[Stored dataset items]
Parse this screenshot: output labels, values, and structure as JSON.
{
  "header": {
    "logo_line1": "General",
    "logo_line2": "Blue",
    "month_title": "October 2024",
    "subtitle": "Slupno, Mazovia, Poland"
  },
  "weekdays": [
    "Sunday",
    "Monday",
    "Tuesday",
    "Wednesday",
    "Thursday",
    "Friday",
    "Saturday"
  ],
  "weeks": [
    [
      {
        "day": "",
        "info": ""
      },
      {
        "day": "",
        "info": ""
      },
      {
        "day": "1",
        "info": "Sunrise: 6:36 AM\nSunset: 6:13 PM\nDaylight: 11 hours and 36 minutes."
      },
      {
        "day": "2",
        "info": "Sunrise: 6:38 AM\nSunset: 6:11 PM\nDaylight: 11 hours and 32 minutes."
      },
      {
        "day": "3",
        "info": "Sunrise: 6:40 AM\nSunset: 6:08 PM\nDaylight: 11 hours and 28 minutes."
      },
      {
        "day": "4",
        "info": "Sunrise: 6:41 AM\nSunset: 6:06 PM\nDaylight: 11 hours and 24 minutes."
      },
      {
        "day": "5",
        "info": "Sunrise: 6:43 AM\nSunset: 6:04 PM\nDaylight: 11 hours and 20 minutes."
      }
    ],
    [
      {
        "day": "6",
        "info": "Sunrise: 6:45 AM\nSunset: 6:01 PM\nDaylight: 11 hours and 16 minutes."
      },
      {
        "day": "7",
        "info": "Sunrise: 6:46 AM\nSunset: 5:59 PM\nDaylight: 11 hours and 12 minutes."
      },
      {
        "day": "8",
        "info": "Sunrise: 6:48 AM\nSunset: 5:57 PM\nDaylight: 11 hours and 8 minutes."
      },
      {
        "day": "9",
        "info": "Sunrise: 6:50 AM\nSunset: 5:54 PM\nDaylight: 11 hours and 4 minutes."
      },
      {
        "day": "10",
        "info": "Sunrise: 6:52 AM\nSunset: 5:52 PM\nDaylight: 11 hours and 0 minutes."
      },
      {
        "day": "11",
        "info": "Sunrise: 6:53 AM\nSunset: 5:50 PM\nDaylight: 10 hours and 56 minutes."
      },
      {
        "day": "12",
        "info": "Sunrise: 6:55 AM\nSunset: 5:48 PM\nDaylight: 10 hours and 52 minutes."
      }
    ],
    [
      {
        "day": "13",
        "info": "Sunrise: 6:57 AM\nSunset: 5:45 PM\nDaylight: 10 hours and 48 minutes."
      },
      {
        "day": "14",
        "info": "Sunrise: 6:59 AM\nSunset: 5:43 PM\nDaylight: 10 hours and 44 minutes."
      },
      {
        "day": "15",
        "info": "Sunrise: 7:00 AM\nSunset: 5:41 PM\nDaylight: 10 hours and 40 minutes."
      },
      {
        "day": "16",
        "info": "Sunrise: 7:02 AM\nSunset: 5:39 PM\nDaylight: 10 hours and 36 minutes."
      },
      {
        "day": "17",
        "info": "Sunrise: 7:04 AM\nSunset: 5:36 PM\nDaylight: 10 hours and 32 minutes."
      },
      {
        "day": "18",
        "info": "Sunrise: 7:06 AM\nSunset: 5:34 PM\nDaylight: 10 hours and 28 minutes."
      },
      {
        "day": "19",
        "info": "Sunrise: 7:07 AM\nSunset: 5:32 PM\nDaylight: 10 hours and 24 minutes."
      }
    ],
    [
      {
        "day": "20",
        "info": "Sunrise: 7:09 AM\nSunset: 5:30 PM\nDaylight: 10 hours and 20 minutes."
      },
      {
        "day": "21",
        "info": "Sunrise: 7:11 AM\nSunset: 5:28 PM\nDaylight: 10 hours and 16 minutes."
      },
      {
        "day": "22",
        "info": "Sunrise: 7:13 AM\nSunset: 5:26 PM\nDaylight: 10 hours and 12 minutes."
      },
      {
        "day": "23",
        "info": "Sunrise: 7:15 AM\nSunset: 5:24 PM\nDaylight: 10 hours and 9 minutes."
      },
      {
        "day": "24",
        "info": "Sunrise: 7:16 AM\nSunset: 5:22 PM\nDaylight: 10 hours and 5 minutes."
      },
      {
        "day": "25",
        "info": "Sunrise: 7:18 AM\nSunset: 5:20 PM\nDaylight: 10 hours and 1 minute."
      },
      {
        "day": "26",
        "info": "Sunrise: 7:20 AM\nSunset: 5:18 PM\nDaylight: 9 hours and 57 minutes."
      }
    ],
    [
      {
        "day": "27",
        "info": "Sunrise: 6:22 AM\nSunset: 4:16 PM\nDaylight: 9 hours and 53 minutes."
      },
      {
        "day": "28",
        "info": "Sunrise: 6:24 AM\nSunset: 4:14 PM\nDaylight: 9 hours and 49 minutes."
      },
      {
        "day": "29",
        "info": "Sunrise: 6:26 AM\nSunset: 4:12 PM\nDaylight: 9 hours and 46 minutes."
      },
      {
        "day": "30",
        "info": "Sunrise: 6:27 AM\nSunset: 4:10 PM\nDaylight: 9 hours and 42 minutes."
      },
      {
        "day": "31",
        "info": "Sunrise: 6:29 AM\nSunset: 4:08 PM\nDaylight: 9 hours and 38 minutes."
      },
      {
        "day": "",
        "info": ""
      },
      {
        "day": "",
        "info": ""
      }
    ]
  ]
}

- [Short task] Copy out the material word for word and line for line.

- [Answer to this exercise]
Parse this screenshot: output labels, values, and structure as JSON.
{
  "header": {
    "logo_line1": "General",
    "logo_line2": "Blue",
    "month_title": "October 2024",
    "subtitle": "Slupno, Mazovia, Poland"
  },
  "weekdays": [
    "Sunday",
    "Monday",
    "Tuesday",
    "Wednesday",
    "Thursday",
    "Friday",
    "Saturday"
  ],
  "weeks": [
    [
      {
        "day": "",
        "info": ""
      },
      {
        "day": "",
        "info": ""
      },
      {
        "day": "1",
        "info": "Sunrise: 6:36 AM\nSunset: 6:13 PM\nDaylight: 11 hours and 36 minutes."
      },
      {
        "day": "2",
        "info": "Sunrise: 6:38 AM\nSunset: 6:11 PM\nDaylight: 11 hours and 32 minutes."
      },
      {
        "day": "3",
        "info": "Sunrise: 6:40 AM\nSunset: 6:08 PM\nDaylight: 11 hours and 28 minutes."
      },
      {
        "day": "4",
        "info": "Sunrise: 6:41 AM\nSunset: 6:06 PM\nDaylight: 11 hours and 24 minutes."
      },
      {
        "day": "5",
        "info": "Sunrise: 6:43 AM\nSunset: 6:04 PM\nDaylight: 11 hours and 20 minutes."
      }
    ],
    [
      {
        "day": "6",
        "info": "Sunrise: 6:45 AM\nSunset: 6:01 PM\nDaylight: 11 hours and 16 minutes."
      },
      {
        "day": "7",
        "info": "Sunrise: 6:46 AM\nSunset: 5:59 PM\nDaylight: 11 hours and 12 minutes."
      },
      {
        "day": "8",
        "info": "Sunrise: 6:48 AM\nSunset: 5:57 PM\nDaylight: 11 hours and 8 minutes."
      },
      {
        "day": "9",
        "info": "Sunrise: 6:50 AM\nSunset: 5:54 PM\nDaylight: 11 hours and 4 minutes."
      },
      {
        "day": "10",
        "info": "Sunrise: 6:52 AM\nSunset: 5:52 PM\nDaylight: 11 hours and 0 minutes."
      },
      {
        "day": "11",
        "info": "Sunrise: 6:53 AM\nSunset: 5:50 PM\nDaylight: 10 hours and 56 minutes."
      },
      {
        "day": "12",
        "info": "Sunrise: 6:55 AM\nSunset: 5:48 PM\nDaylight: 10 hours and 52 minutes."
      }
    ],
    [
      {
        "day": "13",
        "info": "Sunrise: 6:57 AM\nSunset: 5:45 PM\nDaylight: 10 hours and 48 minutes."
      },
      {
        "day": "14",
        "info": "Sunrise: 6:59 AM\nSunset: 5:43 PM\nDaylight: 10 hours and 44 minutes."
      },
      {
        "day": "15",
        "info": "Sunrise: 7:00 AM\nSunset: 5:41 PM\nDaylight: 10 hours and 40 minutes."
      },
      {
        "day": "16",
        "info": "Sunrise: 7:02 AM\nSunset: 5:39 PM\nDaylight: 10 hours and 36 minutes."
      },
      {
        "day": "17",
        "info": "Sunrise: 7:04 AM\nSunset: 5:36 PM\nDaylight: 10 hours and 32 minutes."
      },
      {
        "day": "18",
        "info": "Sunrise: 7:06 AM\nSunset: 5:34 PM\nDaylight: 10 hours and 28 minutes."
      },
      {
        "day": "19",
        "info": "Sunrise: 7:07 AM\nSunset: 5:32 PM\nDaylight: 10 hours and 24 minutes."
      }
    ],
    [
      {
        "day": "20",
        "info": "Sunrise: 7:09 AM\nSunset: 5:30 PM\nDaylight: 10 hours and 20 minutes."
      },
      {
        "day": "21",
        "info": "Sunrise: 7:11 AM\nSunset: 5:28 PM\nDaylight: 10 hours and 16 minutes."
      },
      {
        "day": "22",
        "info": "Sunrise: 7:13 AM\nSunset: 5:26 PM\nDaylight: 10 hours and 12 minutes."
      },
      {
        "day": "23",
        "info": "Sunrise: 7:15 AM\nSunset: 5:24 PM\nDaylight: 10 hours and 9 minutes."
      },
      {
        "day": "24",
        "info": "Sunrise: 7:16 AM\nSunset: 5:22 PM\nDaylight: 10 hours and 5 minutes."
      },
      {
        "day": "25",
        "info": "Sunrise: 7:18 AM\nSunset: 5:20 PM\nDaylight: 10 hours and 1 minute."
      },
      {
        "day": "26",
        "info": "Sunrise: 7:20 AM\nSunset: 5:18 PM\nDaylight: 9 hours and 57 minutes."
      }
    ],
    [
      {
        "day": "27",
        "info": "Sunrise: 6:22 AM\nSunset: 4:16 PM\nDaylight: 9 hours and 53 minutes."
      },
      {
        "day": "28",
        "info": "Sunrise: 6:24 AM\nSunset: 4:14 PM\nDaylight: 9 hours and 49 minutes."
      },
      {
        "day": "29",
        "info": "Sunrise: 6:26 AM\nSunset: 4:12 PM\nDaylight: 9 hours and 46 minutes."
      },
      {
        "day": "30",
        "info": "Sunrise: 6:27 AM\nSunset: 4:10 PM\nDaylight: 9 hours and 42 minutes."
      },
      {
        "day": "31",
        "info": "Sunrise: 6:29 AM\nSunset: 4:08 PM\nDaylight: 9 hours and 38 minutes."
      },
      {
        "day": "",
        "info": ""
      },
      {
        "day": "",
        "info": ""
      }
    ]
  ]
}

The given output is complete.